(AVAILABLE RECORDS):

#####

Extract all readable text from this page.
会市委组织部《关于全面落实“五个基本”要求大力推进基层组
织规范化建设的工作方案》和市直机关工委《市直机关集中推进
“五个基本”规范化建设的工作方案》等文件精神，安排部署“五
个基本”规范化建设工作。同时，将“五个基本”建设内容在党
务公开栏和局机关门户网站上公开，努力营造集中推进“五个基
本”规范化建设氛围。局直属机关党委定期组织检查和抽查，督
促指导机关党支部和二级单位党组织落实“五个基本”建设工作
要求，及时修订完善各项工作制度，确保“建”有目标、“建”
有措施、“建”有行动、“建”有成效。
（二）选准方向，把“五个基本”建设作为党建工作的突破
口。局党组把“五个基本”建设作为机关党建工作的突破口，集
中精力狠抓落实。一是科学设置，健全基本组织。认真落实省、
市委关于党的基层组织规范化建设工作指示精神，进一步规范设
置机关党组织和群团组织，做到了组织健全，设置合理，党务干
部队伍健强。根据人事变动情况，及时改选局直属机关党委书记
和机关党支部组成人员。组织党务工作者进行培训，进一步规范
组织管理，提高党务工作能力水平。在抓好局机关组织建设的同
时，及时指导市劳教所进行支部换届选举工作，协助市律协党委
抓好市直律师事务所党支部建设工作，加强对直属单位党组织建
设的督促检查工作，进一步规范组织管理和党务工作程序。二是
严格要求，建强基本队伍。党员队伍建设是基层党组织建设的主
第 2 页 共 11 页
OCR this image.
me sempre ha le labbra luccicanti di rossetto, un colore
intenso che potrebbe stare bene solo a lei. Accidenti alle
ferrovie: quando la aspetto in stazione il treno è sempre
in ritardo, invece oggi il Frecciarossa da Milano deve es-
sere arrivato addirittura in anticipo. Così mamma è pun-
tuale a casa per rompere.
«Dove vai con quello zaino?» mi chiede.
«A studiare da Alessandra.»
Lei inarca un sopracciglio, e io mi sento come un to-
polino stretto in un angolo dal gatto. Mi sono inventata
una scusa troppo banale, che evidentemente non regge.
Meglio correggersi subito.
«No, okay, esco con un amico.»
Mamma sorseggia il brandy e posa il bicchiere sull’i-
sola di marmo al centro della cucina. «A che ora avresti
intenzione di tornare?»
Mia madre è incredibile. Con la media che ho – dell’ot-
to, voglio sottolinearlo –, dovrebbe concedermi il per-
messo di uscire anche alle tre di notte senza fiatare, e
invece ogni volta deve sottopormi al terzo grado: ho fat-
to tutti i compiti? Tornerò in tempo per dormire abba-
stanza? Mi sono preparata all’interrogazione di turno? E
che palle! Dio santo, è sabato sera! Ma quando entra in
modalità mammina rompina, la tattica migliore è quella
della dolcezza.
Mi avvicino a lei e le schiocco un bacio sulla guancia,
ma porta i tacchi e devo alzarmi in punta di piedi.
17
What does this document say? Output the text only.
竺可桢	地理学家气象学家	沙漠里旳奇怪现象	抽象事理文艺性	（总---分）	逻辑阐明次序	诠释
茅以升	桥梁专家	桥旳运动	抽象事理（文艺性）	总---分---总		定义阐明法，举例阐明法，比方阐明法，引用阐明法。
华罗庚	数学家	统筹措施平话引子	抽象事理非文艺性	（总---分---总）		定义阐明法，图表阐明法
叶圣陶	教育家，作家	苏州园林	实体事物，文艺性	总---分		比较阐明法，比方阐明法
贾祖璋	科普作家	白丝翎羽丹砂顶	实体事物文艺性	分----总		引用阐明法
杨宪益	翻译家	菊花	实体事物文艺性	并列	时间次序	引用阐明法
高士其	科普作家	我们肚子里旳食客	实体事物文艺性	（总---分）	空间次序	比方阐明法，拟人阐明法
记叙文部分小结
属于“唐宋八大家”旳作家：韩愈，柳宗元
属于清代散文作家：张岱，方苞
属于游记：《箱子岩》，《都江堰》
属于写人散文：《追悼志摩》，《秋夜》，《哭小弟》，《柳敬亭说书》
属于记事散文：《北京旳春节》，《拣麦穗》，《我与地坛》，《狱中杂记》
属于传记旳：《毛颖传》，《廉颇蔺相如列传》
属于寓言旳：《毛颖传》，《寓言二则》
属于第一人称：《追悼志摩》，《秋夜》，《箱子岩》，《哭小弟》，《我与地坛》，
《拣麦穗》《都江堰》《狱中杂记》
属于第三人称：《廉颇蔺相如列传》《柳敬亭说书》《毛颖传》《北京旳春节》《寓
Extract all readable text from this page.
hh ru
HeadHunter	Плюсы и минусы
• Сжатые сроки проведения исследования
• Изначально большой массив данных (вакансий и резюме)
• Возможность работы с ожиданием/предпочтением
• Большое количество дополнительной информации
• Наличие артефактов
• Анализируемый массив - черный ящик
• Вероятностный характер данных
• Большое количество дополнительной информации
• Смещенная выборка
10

#####

(EXERCISE): Set down every record above exactly as given.

(SOLUTION BELOW):
Extract all readable text from this page.
会市委组织部《关于全面落实“五个基本”要求大力推进基层组
织规范化建设的工作方案》和市直机关工委《市直机关集中推进
“五个基本”规范化建设的工作方案》等文件精神，安排部署“五
个基本”规范化建设工作。同时，将“五个基本”建设内容在党
务公开栏和局机关门户网站上公开，努力营造集中推进“五个基
本”规范化建设氛围。局直属机关党委定期组织检查和抽查，督
促指导机关党支部和二级单位党组织落实“五个基本”建设工作
要求，及时修订完善各项工作制度，确保“建”有目标、“建”
有措施、“建”有行动、“建”有成效。
（二）选准方向，把“五个基本”建设作为党建工作的突破
口。局党组把“五个基本”建设作为机关党建工作的突破口，集
中精力狠抓落实。一是科学设置，健全基本组织。认真落实省、
市委关于党的基层组织规范化建设工作指示精神，进一步规范设
置机关党组织和群团组织，做到了组织健全，设置合理，党务干
部队伍健强。根据人事变动情况，及时改选局直属机关党委书记
和机关党支部组成人员。组织党务工作者进行培训，进一步规范
组织管理，提高党务工作能力水平。在抓好局机关组织建设的同
时，及时指导市劳教所进行支部换届选举工作，协助市律协党委
抓好市直律师事务所党支部建设工作，加强对直属单位党组织建
设的督促检查工作，进一步规范组织管理和党务工作程序。二是
严格要求，建强基本队伍。党员队伍建设是基层党组织建设的主
第 2 页 共 11 页
OCR this image.
me sempre ha le labbra luccicanti di rossetto, un colore
intenso che potrebbe stare bene solo a lei. Accidenti alle
ferrovie: quando la aspetto in stazione il treno è sempre
in ritardo, invece oggi il Frecciarossa da Milano deve es-
sere arrivato addirittura in anticipo. Così mamma è pun-
tuale a casa per rompere.
«Dove vai con quello zaino?» mi chiede.
«A studiare da Alessandra.»
Lei inarca un sopracciglio, e io mi sento come un to-
polino stretto in un angolo dal gatto. Mi sono inventata
una scusa troppo banale, che evidentemente non regge.
Meglio correggersi subito.
«No, okay, esco con un amico.»
Mamma sorseggia il brandy e posa il bicchiere sull’i-
sola di marmo al centro della cucina. «A che ora avresti
intenzione di tornare?»
Mia madre è incredibile. Con la media che ho – dell’ot-
to, voglio sottolinearlo –, dovrebbe concedermi il per-
messo di uscire anche alle tre di notte senza fiatare, e
invece ogni volta deve sottopormi al terzo grado: ho fat-
to tutti i compiti? Tornerò in tempo per dormire abba-
stanza? Mi sono preparata all’interrogazione di turno? E
che palle! Dio santo, è sabato sera! Ma quando entra in
modalità mammina rompina, la tattica migliore è quella
della dolcezza.
Mi avvicino a lei e le schiocco un bacio sulla guancia,
ma porta i tacchi e devo alzarmi in punta di piedi.
17
What does this document say? Output the text only.
竺可桢	地理学家气象学家	沙漠里旳奇怪现象	抽象事理文艺性	（总---分）	逻辑阐明次序	诠释
茅以升	桥梁专家	桥旳运动	抽象事理（文艺性）	总---分---总		定义阐明法，举例阐明法，比方阐明法，引用阐明法。
华罗庚	数学家	统筹措施平话引子	抽象事理非文艺性	（总---分---总）		定义阐明法，图表阐明法
叶圣陶	教育家，作家	苏州园林	实体事物，文艺性	总---分		比较阐明法，比方阐明法
贾祖璋	科普作家	白丝翎羽丹砂顶	实体事物文艺性	分----总		引用阐明法
杨宪益	翻译家	菊花	实体事物文艺性	并列	时间次序	引用阐明法
高士其	科普作家	我们肚子里旳食客	实体事物文艺性	（总---分）	空间次序	比方阐明法，拟人阐明法
记叙文部分小结
属于“唐宋八大家”旳作家：韩愈，柳宗元
属于清代散文作家：张岱，方苞
属于游记：《箱子岩》，《都江堰》
属于写人散文：《追悼志摩》，《秋夜》，《哭小弟》，《柳敬亭说书》
属于记事散文：《北京旳春节》，《拣麦穗》，《我与地坛》，《狱中杂记》
属于传记旳：《毛颖传》，《廉颇蔺相如列传》
属于寓言旳：《毛颖传》，《寓言二则》
属于第一人称：《追悼志摩》，《秋夜》，《箱子岩》，《哭小弟》，《我与地坛》，
《拣麦穗》《都江堰》《狱中杂记》
属于第三人称：《廉颇蔺相如列传》《柳敬亭说书》《毛颖传》《北京旳春节》《寓
Extract all readable text from this page.
hh ru
HeadHunter	Плюсы и минусы
• Сжатые сроки проведения исследования
• Изначально большой массив данных (вакансий и резюме)
• Возможность работы с ожиданием/предпочтением
• Большое количество дополнительной информации
• Наличие артефактов
• Анализируемый массив - черный ящик
• Вероятностный характер данных
• Большое количество дополнительной информации
• Смещенная выборка
10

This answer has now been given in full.